--- Required task ---
Copy out every line in which the string "title" occurs.

Stored items from a collection
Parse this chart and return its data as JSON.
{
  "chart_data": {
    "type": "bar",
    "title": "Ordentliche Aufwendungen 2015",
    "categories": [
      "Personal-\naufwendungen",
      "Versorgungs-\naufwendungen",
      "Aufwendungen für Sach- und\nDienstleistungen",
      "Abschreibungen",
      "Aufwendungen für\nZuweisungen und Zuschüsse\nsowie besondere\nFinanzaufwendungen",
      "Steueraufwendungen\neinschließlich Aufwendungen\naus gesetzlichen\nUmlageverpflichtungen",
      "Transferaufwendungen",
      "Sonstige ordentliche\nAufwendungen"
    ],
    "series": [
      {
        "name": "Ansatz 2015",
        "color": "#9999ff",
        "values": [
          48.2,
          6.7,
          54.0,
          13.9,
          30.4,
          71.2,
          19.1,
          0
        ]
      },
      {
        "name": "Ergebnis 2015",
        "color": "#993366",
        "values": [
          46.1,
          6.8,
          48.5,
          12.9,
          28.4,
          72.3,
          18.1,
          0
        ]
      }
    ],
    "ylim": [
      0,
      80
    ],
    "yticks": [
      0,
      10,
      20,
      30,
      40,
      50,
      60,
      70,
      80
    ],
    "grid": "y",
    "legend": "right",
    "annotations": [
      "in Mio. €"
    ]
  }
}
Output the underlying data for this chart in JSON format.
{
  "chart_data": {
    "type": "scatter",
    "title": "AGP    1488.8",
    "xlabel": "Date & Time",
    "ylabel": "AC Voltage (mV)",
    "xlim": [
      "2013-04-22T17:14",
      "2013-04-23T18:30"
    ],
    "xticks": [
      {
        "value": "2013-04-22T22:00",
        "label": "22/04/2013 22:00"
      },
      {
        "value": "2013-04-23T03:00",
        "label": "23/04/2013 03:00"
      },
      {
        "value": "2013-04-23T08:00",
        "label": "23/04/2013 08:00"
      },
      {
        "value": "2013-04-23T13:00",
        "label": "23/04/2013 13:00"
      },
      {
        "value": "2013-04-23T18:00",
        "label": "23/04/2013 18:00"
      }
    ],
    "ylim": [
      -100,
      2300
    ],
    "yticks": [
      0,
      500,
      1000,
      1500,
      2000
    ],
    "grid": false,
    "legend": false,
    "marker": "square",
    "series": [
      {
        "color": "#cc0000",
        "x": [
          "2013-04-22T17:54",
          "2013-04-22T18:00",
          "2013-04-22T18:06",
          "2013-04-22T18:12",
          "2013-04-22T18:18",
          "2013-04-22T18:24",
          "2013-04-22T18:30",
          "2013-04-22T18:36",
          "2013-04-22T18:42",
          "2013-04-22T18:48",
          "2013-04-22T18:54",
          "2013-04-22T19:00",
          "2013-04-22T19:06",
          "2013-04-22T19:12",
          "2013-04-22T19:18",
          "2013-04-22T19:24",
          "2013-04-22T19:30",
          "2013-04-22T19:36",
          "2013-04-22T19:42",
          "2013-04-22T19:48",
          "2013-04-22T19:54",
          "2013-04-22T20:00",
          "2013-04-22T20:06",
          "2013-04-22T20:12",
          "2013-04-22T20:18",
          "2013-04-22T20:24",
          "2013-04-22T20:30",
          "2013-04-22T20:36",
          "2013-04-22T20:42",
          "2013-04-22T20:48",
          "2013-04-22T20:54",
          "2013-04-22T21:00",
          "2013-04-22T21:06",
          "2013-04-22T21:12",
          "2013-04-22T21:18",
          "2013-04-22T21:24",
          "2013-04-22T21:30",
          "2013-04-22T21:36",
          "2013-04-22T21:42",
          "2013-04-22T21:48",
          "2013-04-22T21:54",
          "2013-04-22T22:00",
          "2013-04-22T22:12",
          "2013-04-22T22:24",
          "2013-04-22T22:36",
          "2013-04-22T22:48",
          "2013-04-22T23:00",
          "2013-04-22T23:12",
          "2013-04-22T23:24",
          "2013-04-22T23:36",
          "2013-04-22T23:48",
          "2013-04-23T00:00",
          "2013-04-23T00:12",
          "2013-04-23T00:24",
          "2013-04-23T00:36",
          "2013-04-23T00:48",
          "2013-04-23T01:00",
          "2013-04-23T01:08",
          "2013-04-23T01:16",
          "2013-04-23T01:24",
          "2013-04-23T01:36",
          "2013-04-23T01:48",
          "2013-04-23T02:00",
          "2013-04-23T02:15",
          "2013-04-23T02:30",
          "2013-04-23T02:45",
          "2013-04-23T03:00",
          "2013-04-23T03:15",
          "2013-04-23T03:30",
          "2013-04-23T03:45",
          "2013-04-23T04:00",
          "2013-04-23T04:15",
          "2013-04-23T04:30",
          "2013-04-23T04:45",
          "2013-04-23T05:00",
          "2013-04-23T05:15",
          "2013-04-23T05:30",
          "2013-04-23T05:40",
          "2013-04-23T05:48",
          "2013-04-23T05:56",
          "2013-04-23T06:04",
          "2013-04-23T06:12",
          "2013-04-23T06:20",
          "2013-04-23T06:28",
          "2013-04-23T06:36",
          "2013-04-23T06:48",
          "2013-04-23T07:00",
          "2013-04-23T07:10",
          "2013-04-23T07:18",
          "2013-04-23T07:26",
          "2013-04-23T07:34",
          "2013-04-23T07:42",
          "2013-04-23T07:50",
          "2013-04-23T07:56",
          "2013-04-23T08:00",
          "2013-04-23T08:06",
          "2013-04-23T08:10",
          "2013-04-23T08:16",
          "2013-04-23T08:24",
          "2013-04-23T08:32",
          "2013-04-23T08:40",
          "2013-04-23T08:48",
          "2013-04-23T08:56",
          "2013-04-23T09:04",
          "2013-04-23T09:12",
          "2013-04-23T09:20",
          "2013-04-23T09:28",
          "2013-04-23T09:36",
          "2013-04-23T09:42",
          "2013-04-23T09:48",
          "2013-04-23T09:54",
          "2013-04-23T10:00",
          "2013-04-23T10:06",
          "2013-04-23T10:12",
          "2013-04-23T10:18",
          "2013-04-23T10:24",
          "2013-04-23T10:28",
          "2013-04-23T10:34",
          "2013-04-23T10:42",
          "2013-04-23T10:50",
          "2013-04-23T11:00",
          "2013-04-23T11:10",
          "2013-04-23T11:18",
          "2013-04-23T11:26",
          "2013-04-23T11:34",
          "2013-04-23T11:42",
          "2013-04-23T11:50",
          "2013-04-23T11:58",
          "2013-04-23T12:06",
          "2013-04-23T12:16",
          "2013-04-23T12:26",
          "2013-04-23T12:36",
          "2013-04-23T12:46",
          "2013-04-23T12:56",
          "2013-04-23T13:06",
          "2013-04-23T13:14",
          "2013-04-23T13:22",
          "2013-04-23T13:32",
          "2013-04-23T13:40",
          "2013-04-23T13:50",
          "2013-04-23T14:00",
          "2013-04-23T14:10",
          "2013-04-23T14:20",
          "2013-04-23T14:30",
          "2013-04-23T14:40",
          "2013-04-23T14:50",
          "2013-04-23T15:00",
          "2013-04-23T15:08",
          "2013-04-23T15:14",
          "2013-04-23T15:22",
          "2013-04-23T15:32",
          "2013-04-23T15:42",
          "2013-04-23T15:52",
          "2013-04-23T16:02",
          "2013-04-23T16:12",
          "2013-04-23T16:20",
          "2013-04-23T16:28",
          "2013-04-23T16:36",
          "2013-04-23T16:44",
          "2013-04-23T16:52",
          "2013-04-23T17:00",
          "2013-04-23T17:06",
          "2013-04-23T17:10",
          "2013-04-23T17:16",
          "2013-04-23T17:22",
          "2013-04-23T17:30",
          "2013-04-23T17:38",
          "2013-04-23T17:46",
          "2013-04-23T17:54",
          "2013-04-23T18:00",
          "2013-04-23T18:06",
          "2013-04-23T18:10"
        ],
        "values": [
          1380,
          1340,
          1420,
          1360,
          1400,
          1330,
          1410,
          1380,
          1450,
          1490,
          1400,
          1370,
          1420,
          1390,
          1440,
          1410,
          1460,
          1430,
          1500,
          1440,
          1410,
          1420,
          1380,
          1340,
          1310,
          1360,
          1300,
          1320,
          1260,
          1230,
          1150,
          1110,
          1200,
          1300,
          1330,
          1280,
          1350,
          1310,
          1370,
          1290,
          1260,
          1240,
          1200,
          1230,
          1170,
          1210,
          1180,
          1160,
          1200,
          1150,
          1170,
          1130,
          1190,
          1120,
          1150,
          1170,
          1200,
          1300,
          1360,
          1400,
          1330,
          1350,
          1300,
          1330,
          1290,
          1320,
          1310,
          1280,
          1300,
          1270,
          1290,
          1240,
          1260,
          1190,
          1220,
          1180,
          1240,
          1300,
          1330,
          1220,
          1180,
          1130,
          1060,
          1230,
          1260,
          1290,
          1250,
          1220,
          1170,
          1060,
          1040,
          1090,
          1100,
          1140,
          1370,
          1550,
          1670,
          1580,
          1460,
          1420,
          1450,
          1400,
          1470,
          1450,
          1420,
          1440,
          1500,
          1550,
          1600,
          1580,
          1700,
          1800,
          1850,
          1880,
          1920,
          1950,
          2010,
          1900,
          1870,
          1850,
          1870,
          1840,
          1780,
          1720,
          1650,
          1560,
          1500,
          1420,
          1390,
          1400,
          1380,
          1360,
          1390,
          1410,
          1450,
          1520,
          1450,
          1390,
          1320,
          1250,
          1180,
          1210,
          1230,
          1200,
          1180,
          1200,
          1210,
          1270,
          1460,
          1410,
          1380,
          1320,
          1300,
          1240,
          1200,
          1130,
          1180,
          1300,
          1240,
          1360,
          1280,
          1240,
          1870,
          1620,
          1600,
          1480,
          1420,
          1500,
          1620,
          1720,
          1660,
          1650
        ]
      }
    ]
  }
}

--- Result of this exercise ---
    "title": "Ordentliche Aufwendungen 2015",
    "title": "AGP    1488.8",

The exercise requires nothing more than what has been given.